[Begin]

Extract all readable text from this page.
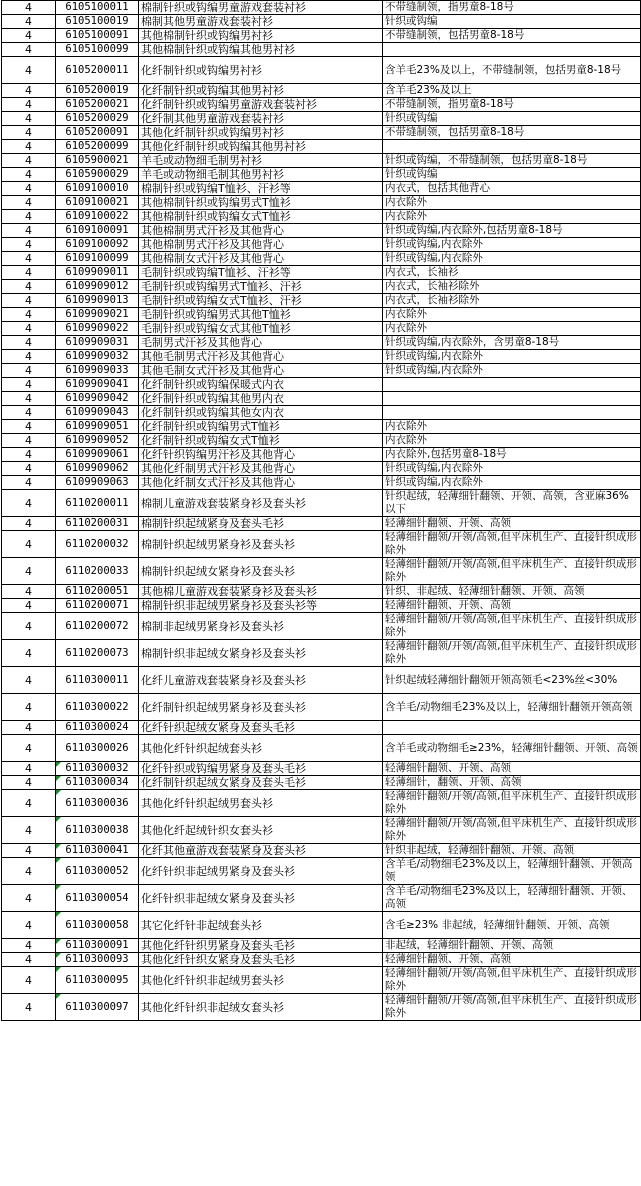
4	6105100011	棉制针织或钩编男童游戏套装衬衫	不带缝制领，指男童8-18号
4	6105100019	棉制其他男童游戏套装衬衫	针织或钩编
4	6105100091	其他棉制针织或钩编男衬衫	不带缝制领，包括男童8-18号
4	6105100099	其他棉制针织或钩编其他男衬衫	
4	6105200011	化纤制针织或钩编男衬衫	含羊毛23%及以上，不带缝制领，包括男童8-18号
4	6105200019	化纤制针织或钩编其他男衬衫	含羊毛23%及以上
4	6105200021	化纤制针织或钩编男童游戏套装衬衫	不带缝制领，指男童8-18号
4	6105200029	化纤制其他男童游戏套装衬衫	针织或钩编
4	6105200091	其他化纤制针织或钩编男衬衫	不带缝制领，包括男童8-18号
4	6105200099	其他化纤制针织或钩编其他男衬衫	
4	6105900021	羊毛或动物细毛制男衬衫	针织或钩编，不带缝制领，包括男童8-18号
4	6105900029	羊毛或动物细毛制其他男衬衫	针织或钩编
4	6109100010	棉制针织或钩编T恤衫、汗衫等	内衣式，包括其他背心
4	6109100021	其他棉制针织或钩编男式T恤衫	内衣除外
4	6109100022	其他棉制针织或钩编女式T恤衫	内衣除外
4	6109100091	其他棉制男式汗衫及其他背心	针织或钩编,内衣除外,包括男童8-18号
4	6109100092	其他棉制男式汗衫及其他背心	针织或钩编,内衣除外
4	6109100099	其他棉制女式汗衫及其他背心	针织或钩编,内衣除外
4	6109909011	毛制针织或钩编T恤衫、汗衫等	内衣式，长袖衫
4	6109909012	毛制针织或钩编男式T恤衫、汗衫	内衣式，长袖衫除外
4	6109909013	毛制针织或钩编女式T恤衫、汗衫	内衣式，长袖衫除外
4	6109909021	毛制针织或钩编男式其他T恤衫	内衣除外
4	6109909022	毛制针织或钩编女式其他T恤衫	内衣除外
4	6109909031	毛制男式汗衫及其他背心	针织或钩编,内衣除外，含男童8-18号
4	6109909032	其他毛制男式汗衫及其他背心	针织或钩编,内衣除外
4	6109909033	其他毛制女式汗衫及其他背心	针织或钩编,内衣除外
4	6109909041	化纤制针织或钩编保暖式内衣	
4	6109909042	化纤制针织或钩编其他男内衣	
4	6109909043	化纤制针织或钩编其他女内衣	
4	6109909051	化纤制针织或钩编男式T恤衫	内衣除外
4	6109909052	化纤制针织或钩编女式T恤衫	内衣除外
4	6109909061	化纤针织钩编男汗衫及其他背心	内衣除外,包括男童8-18号
4	6109909062	其他化纤制男式汗衫及其他背心	针织或钩编,内衣除外
4	6109909063	其他化纤制女式汗衫及其他背心	针织或钩编,内衣除外
4	6110200011	棉制儿童游戏套装紧身衫及套头衫	针织起绒，轻薄细针翻领、开领、高领，含亚麻36%以下
4	6110200031	棉制针织起绒紧身及套头毛衫	轻薄细针翻领、开领、高领
4	6110200032	棉制针织起绒男紧身衫及套头衫	轻薄细针翻领/开领/高领,但平床机生产、直接针织成形除外
4	6110200033	棉制针织起绒女紧身衫及套头衫	轻薄细针翻领/开领/高领,但平床机生产、直接针织成形除外
4	6110200051	其他棉儿童游戏套装紧身衫及套头衫	针织、非起绒、轻薄细针翻领、开领、高领
4	6110200071	棉制针织非起绒男紧身衫及套头衫等	轻薄细针翻领、开领、高领
4	6110200072	棉制非起绒男紧身衫及套头衫	轻薄细针翻领/开领/高领,但平床机生产、直接针织成形除外
4	6110200073	棉制针织非起绒女紧身衫及套头衫	轻薄细针翻领/开领/高领,但平床机生产、直接针织成形除外
4	6110300011	化纤儿童游戏套装紧身衫及套头衫	针织起绒轻薄细针翻领开领高领毛<23%丝<30%
4	6110300022	化纤制针织起绒男紧身衫及套头衫	含羊毛/动物细毛23%及以上，轻薄细针翻领开领高领
4	6110300024	化纤针织起绒女紧身及套头毛衫	
4	6110300026	其他化纤针织起绒套头衫	含羊毛或动物细毛≥23%，轻薄细针翻领、开领、高领
4	6110300032	化纤针织或钩编男紧身及套头毛衫	轻薄细针翻领、开领、高领
4	6110300034	化纤制针织起绒女紧身及套头毛衫	轻薄细针，翻领、开领、高领
4	6110300036	其他化纤针织起绒男套头衫	轻薄细针翻领/开领/高领,但平床机生产、直接针织成形除外
4	6110300038	其他化纤起绒针织女套头衫	轻薄细针翻领/开领/高领,但平床机生产、直接针织成形除外
4	6110300041	化纤其他童游戏套装紧身及套头衫	针织非起绒，轻薄细针翻领、开领、高领
4	6110300052	化纤针织非起绒男紧身及套头衫	含羊毛/动物细毛23%及以上，轻薄细针翻领、开领高领
4	6110300054	化纤针织非起绒女紧身及套头衫	含羊毛/动物细毛23%及以上，轻薄细针翻领、开领、高领
4	6110300058	其它化纤针非起绒套头衫	含毛≥23% 非起绒，轻薄细针翻领、开领、高领
4	6110300091	其他化纤针织男紧身及套头毛衫	非起绒，轻薄细针翻领、开领、高领
4	6110300093	其他化纤针织女紧身及套头毛衫	轻薄细针翻领、开领、高领
4	6110300095	其他化纤针织非起绒男套头衫	轻薄细针翻领/开领/高领,但平床机生产、直接针织成形除外
4	6110300097	其他化纤针织非起绒女套头衫	轻薄细针翻领/开领/高领,但平床机生产、直接针织成形除外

[End]

* **GIVEN TASK**
Where a line above includes "不带缝制领", copy that line.

* **SOLUTION TO THIS PROBLEM**
4	6105100011	棉制针织或钩编男童游戏套装衬衫	不带缝制领，指男童8-18号
4	6105100091	其他棉制针织或钩编男衬衫	不带缝制领，包括男童8-18号
4	6105200011	化纤制针织或钩编男衬衫	含羊毛23%及以上，不带缝制领，包括男童8-18号
4	6105200021	化纤制针织或钩编男童游戏套装衬衫	不带缝制领，指男童8-18号
4	6105200091	其他化纤制针织或钩编男衬衫	不带缝制领，包括男童8-18号
4	6105900021	羊毛或动物细毛制男衬衫	针织或钩编，不带缝制领，包括男童8-18号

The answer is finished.